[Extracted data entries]
------------------------
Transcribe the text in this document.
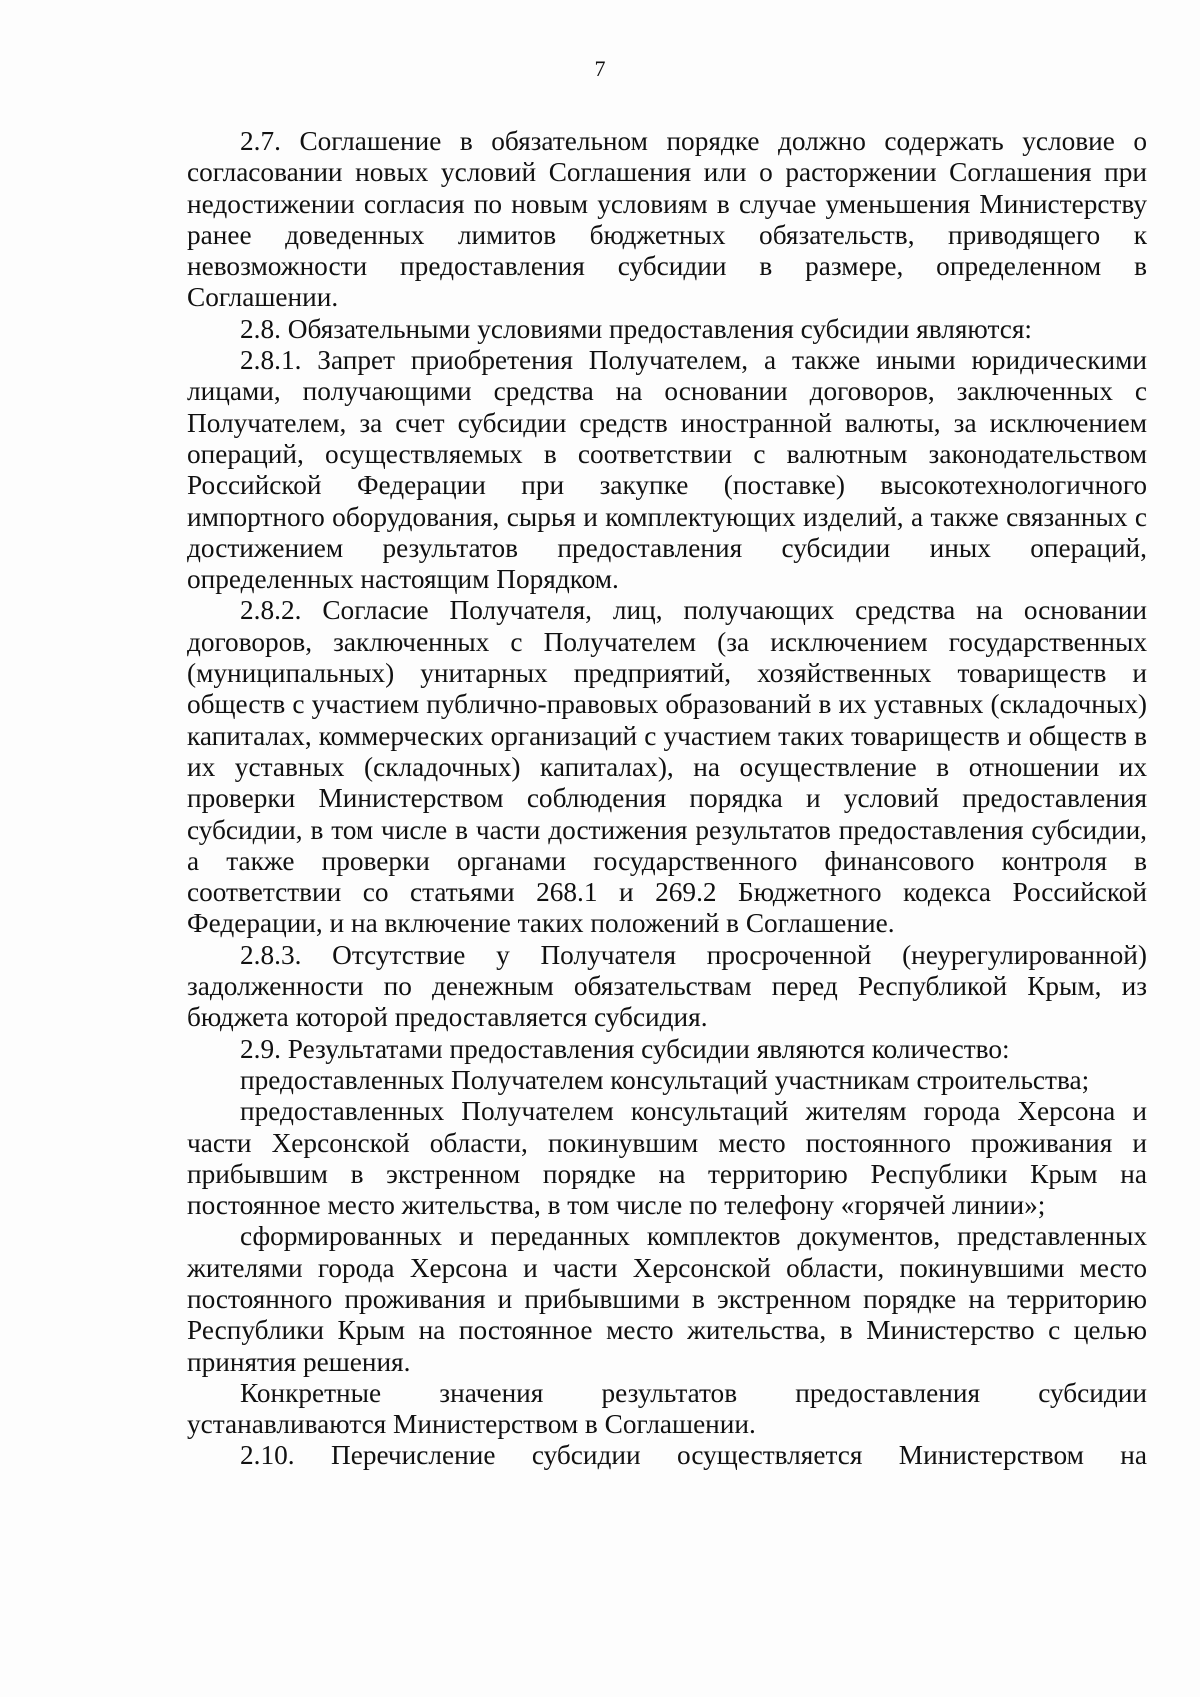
7

2.7. Соглашение в обязательном порядке должно содержать условие о согласовании новых условий Соглашения или о расторжении Соглашения при недостижении согласия по новым условиям в случае уменьшения Министерству ранее доведенных лимитов бюджетных обязательств, приводящего к невозможности предоставления субсидии в размере, определенном в Соглашении.

2.8. Обязательными условиями предоставления субсидии являются:

2.8.1. Запрет приобретения Получателем, а также иными юридическими лицами, получающими средства на основании договоров, заключенных с Получателем, за счет субсидии средств иностранной валюты, за исключением операций, осуществляемых в соответствии с валютным законодательством Российской Федерации при закупке (поставке) высокотехнологичного импортного оборудования, сырья и комплектующих изделий, а также связанных с достижением результатов предоставления субсидии иных операций, определенных настоящим Порядком.

2.8.2. Согласие Получателя, лиц, получающих средства на основании договоров, заключенных с Получателем (за исключением государственных (муниципальных) унитарных предприятий, хозяйственных товариществ и обществ с участием публично-правовых образований в их уставных (складочных) капиталах, коммерческих организаций с участием таких товариществ и обществ в их уставных (складочных) капиталах), на осуществление в отношении их проверки Министерством соблюдения порядка и условий предоставления субсидии, в том числе в части достижения результатов предоставления субсидии, а также проверки органами государственного финансового контроля в соответствии со статьями 268.1 и 269.2 Бюджетного кодекса Российской Федерации, и на включение таких положений в Соглашение.

2.8.3. Отсутствие у Получателя просроченной (неурегулированной) задолженности по денежным обязательствам перед Республикой Крым, из бюджета которой предоставляется субсидия.

2.9. Результатами предоставления субсидии являются количество:

предоставленных Получателем консультаций участникам строительства;

предоставленных Получателем консультаций жителям города Херсона и части Херсонской области, покинувшим место постоянного проживания и прибывшим в экстренном порядке на территорию Республики Крым на постоянное место жительства, в том числе по телефону «горячей линии»;

сформированных и переданных комплектов документов, представленных жителями города Херсона и части Херсонской области, покинувшими место постоянного проживания и прибывшими в экстренном порядке на территорию Республики Крым на постоянное место жительства, в Министерство с целью принятия решения.

Конкретные значения результатов предоставления субсидии устанавливаются Министерством в Соглашении.

2.10. Перечисление субсидии осуществляется Министерством на
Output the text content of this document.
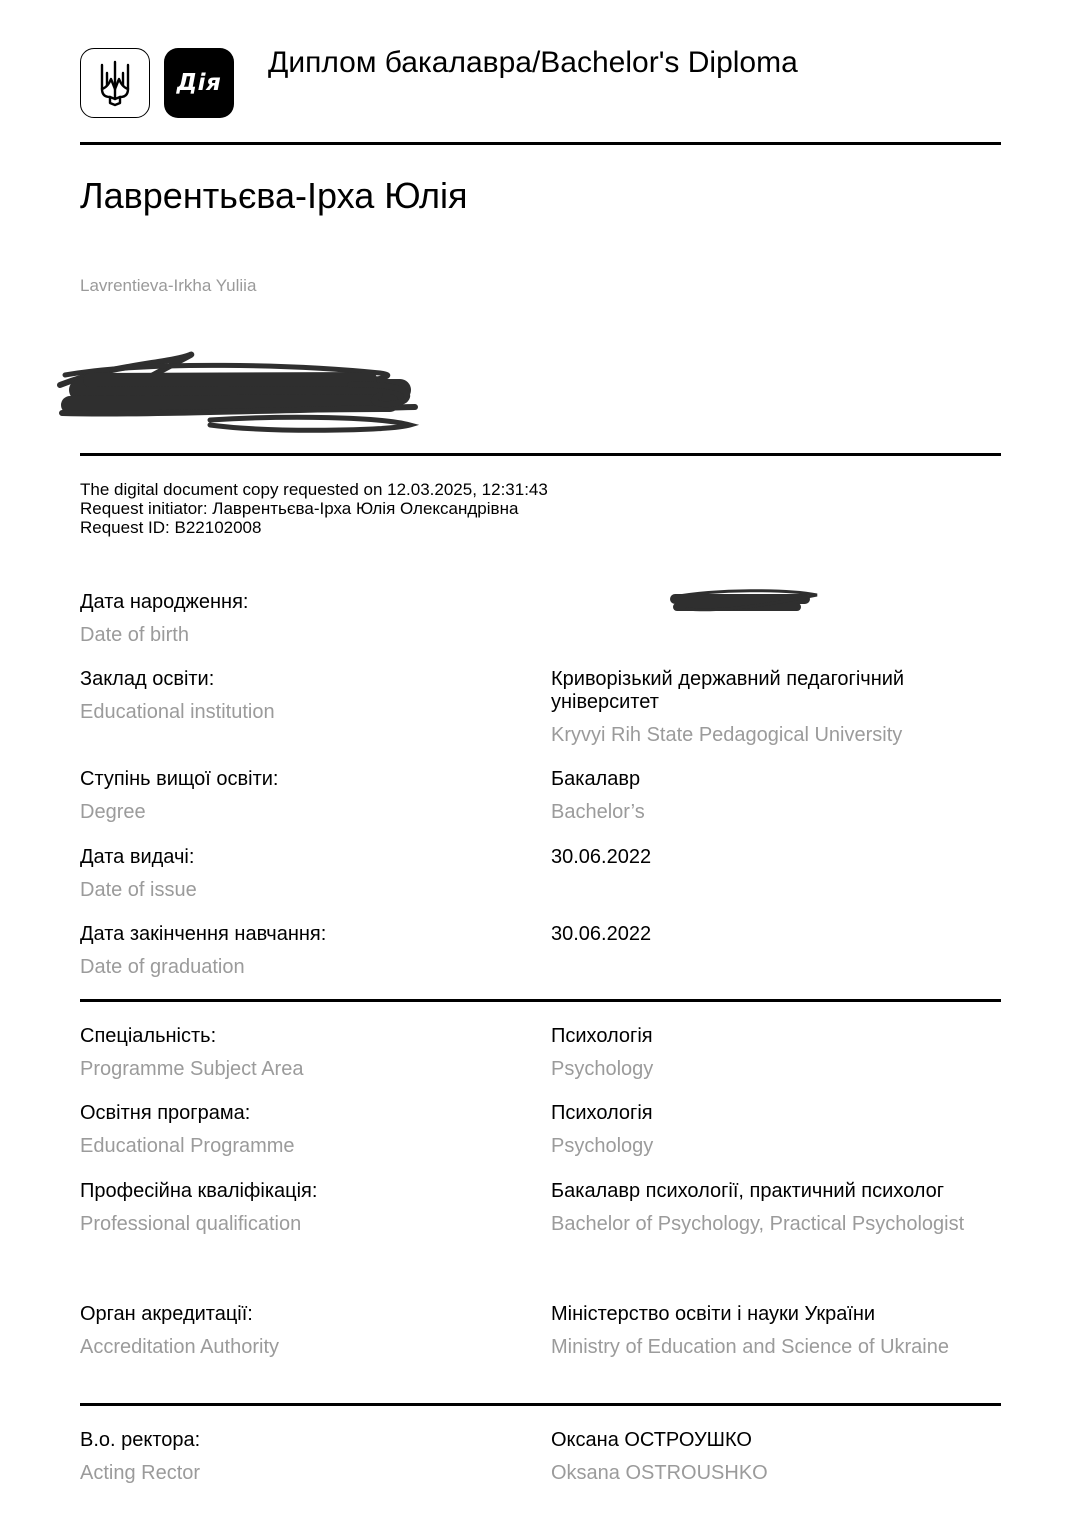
Дія
Диплом бакалавра/Bachelor's Diploma
Лаврентьєва-Ірха Юлія
Lavrentieva-Irkha Yuliia
The digital document copy requested on 12.03.2025, 12:31:43
Request initiator: Лаврентьєва-Ірха Юлія Олександрівна
Request ID: B22102008
Дата народження:
Date of birth
Заклад освіти:
Educational institution
Криворізький державний педагогічний університет
Kryvyi Rih State Pedagogical University
Ступінь вищої освіти:
Degree
Бакалавр
Bachelor’s
Дата видачі:
Date of issue
30.06.2022
Дата закінчення навчання:
Date of graduation
30.06.2022
Спеціальність:
Programme Subject Area
Психологія
Psychology
Освітня програма:
Educational Programme
Психологія
Psychology
Професійна кваліфікація:
Professional qualification
Бакалавр психології, практичний психолог
Bachelor of Psychology, Practical Psychologist
Орган акредитації:
Accreditation Authority
Міністерство освіти і науки України
Ministry of Education and Science of Ukraine
В.о. ректора:
Acting Rector
Оксана ОСТРОУШКО
Oksana OSTROUSHKO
------------------------
**TASK OBJECTIVE**
Go through the entries and return each line where the word "предоставленных" appears.

**THE COMPLETED TASK**
предоставленных Получателем консультаций участникам строительства;
предоставленных Получателем консультаций жителям города Херсона и части Херсонской области, покинувшим место постоянного проживания и прибывшим в экстренном порядке на территорию Республики Крым на постоянное место жительства, в том числе по телефону «горячей линии»;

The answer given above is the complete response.